▶ **EXERCISE INSTRUCTIONS**
(a) Answer these about the mummified dog post below, one line each:
(i) What mummified the dog's body?
(ii) What does the commenter gijoel say it looks like?
(iii) Which corner of Georgia does Chris Capoccia mention?
(b) Carry on the mummified dog post and its comments from the point where it stops.

This is not a pleasant story. Sometime in the 1960s, a hunting dog shimmied up a hollow space inside a tree, presumably after some smaller animal, and when the hollow narrowed, got stuck. There was no rescue. The poor dog died of thirst, alone in the dark, and then its body was mummified by tannins in the wood, and remained there for decades until the tree was cut down. And there he was.
Now its on display in a museum, which is rather grim. I hope none of you are claustrophobes, because this would give me the heebie-jeebies.
Charly says
This story gives me heebie-jeebies. Or, put more prosaically, It causes my heart rate go up and loops my mind in a rather uncomfortable thoughts. I would much like to unread it now. I haven’t had a nightmare of this kind for a long time and I prefer it that way. I have not been diagnosed as a claustrophobe, but I prefer walking over elevators and the very idea of enclosed space.
I do not like to even think about it, so I excuse myself out.
Turi1337 . says
The wood worker who cut down that tree and were greeted by this view must have had the shock of their life.
I would not sleep for a while after that.
gijoel says
It looks like a xenomorph.
unclefrogy says
I am fascinated by natural occurring mummies and other similar things.
woozy says
I have no claustrophobia but have a high fear and empathy of dying alone, painfully, and trapped. Very unhappy story and I feel worse for having read it.
Chris Capoccia says
Looks like the museum is a little kitschy. but if I ever happen to be out by that southeast corner of Georgia, it might be worth stopping by to see Stuckie https://www.roadsideamerica.com/story/11720
Curious Digressions says
Poor pup. He deserves a decent burial or corpse disposal. His people were probably crushed.

▶ **THE DATA**

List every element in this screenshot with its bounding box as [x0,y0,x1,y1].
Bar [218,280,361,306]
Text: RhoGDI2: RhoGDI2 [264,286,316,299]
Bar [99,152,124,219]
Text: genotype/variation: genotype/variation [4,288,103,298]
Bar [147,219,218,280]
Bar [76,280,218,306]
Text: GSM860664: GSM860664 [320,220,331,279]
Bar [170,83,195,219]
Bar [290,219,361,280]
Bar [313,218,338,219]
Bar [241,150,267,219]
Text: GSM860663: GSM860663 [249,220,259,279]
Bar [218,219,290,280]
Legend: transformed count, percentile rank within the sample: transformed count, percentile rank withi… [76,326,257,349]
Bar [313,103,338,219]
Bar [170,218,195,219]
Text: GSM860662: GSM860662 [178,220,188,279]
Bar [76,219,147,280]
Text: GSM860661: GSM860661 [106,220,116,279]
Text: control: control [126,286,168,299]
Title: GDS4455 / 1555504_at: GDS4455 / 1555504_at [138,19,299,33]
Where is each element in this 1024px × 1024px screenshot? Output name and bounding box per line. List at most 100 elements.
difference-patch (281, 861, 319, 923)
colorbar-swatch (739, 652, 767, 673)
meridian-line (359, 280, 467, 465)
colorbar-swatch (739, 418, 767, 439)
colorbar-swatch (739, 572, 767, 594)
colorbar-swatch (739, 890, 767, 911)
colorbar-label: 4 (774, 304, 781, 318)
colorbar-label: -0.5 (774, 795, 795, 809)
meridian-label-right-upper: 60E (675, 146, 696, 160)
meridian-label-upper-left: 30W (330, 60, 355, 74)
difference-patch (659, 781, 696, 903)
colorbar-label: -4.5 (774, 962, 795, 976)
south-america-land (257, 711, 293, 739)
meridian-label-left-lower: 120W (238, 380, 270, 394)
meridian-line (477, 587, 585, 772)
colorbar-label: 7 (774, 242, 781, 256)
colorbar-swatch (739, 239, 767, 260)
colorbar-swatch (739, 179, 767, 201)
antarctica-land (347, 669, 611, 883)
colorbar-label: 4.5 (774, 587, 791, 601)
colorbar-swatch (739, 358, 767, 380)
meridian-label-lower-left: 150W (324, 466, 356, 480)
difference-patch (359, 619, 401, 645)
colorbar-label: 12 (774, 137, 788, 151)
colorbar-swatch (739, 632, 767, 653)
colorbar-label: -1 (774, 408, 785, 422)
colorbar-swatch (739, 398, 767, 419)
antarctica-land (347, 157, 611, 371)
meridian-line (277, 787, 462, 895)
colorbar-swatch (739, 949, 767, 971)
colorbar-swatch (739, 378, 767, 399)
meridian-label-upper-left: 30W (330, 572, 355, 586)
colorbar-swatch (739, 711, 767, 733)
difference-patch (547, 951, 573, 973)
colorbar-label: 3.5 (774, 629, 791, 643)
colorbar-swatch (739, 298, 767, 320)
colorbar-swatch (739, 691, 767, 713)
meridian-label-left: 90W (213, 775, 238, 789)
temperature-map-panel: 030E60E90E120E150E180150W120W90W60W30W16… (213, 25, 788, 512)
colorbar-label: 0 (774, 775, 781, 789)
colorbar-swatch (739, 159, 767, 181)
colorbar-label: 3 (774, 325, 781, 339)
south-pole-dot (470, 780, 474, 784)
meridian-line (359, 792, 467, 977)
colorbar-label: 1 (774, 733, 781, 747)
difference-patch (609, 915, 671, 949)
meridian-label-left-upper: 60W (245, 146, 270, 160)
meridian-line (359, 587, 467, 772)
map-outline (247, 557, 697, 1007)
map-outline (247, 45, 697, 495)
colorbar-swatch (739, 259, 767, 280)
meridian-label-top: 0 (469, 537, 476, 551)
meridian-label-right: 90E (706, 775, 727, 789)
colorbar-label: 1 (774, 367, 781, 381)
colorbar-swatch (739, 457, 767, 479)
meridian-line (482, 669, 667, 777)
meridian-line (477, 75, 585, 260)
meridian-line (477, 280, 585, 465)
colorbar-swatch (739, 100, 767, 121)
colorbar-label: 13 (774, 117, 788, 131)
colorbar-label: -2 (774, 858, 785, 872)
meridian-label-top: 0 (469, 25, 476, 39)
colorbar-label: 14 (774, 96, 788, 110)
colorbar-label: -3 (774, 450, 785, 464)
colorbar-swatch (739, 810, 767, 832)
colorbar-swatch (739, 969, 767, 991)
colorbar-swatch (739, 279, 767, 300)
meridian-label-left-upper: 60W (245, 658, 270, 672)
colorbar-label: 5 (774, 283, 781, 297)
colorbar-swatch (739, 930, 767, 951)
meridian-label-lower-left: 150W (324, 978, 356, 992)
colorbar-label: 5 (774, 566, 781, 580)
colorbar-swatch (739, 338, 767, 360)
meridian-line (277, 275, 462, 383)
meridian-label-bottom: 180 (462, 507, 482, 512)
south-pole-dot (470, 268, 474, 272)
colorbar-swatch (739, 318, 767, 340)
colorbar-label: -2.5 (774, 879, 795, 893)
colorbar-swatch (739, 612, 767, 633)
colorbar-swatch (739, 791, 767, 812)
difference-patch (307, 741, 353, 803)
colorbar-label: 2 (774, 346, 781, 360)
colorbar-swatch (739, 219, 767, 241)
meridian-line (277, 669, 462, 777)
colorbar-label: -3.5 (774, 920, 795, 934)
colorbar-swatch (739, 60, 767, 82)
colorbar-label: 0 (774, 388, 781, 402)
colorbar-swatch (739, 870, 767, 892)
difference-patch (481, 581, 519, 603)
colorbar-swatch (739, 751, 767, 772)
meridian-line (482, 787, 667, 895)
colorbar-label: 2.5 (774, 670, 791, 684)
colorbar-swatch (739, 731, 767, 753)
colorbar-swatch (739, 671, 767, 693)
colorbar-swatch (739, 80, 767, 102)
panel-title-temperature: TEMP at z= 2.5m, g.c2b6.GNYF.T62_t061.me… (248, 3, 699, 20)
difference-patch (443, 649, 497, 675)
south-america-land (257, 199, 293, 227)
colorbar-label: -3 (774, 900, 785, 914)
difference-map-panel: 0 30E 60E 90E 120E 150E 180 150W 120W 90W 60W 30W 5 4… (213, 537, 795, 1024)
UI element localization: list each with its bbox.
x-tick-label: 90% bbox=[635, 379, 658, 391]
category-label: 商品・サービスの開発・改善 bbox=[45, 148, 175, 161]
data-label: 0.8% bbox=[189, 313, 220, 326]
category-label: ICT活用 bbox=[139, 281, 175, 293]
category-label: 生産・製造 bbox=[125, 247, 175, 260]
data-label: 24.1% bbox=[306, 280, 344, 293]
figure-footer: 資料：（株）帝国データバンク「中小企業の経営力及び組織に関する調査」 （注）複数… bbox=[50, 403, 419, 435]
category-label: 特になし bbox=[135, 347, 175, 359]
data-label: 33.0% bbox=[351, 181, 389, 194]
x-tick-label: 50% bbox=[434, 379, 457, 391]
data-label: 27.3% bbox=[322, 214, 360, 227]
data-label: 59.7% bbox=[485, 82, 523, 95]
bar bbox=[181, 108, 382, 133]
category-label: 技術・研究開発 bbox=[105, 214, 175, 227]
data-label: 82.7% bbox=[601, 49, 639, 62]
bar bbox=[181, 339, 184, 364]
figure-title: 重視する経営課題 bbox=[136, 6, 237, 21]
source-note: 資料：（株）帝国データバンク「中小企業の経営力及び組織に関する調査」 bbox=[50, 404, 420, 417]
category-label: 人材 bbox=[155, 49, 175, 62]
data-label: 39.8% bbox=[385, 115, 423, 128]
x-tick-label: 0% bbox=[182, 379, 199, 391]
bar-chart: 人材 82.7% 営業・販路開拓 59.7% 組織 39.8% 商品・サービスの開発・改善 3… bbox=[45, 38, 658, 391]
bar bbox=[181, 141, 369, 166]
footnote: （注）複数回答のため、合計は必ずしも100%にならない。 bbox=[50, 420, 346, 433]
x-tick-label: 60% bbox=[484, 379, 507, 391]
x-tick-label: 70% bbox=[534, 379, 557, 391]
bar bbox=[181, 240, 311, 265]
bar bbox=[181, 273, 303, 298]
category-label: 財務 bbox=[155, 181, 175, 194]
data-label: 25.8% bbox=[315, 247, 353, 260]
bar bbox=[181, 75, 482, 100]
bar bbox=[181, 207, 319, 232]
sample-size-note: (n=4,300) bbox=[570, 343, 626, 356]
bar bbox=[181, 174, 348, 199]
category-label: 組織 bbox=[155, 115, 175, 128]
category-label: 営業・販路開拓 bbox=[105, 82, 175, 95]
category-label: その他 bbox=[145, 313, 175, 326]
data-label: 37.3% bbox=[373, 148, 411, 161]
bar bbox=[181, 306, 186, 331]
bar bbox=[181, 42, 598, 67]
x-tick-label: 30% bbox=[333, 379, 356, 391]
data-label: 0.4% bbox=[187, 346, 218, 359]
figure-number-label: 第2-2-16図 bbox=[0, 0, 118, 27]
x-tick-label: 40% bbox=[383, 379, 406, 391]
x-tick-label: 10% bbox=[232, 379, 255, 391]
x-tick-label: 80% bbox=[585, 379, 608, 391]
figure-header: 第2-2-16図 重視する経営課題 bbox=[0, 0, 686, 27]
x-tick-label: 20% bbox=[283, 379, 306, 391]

▶ **REPLIES**
(a)
(i) Tannins in the wood
(ii) A xenomorph
(iii) The southeast corner

(b)
Maybe I suffer from a surplus of empathy for an empty shell, but how horrible that end would have been. Days of crying and scrabbling. Grim. The tongue-and-cheek tone of the article and calling him “Stuckie” just seems disrespectful of his suffering.
I had a similar visceral reaction to the BodyWorlds exhibit. https://en.wikipedia.org/wiki/Body_Worlds Those bodies were somebody’s kids.
magistramarla says
Reminds me of the mummified (or it is more likely one of the plaster casts that were made) dog in the ruins of Pompeii.
That poor thing also obviously died in pain. That one always gets to me.
jack16 says
Is mummification in a tree a rare occasion? I’d guess it fairly frequent.
As for claustrophobia the Erl-delving in Alan Jay Garner’s “Weirdstone of Brisingamen” pretty much takes the prize for me.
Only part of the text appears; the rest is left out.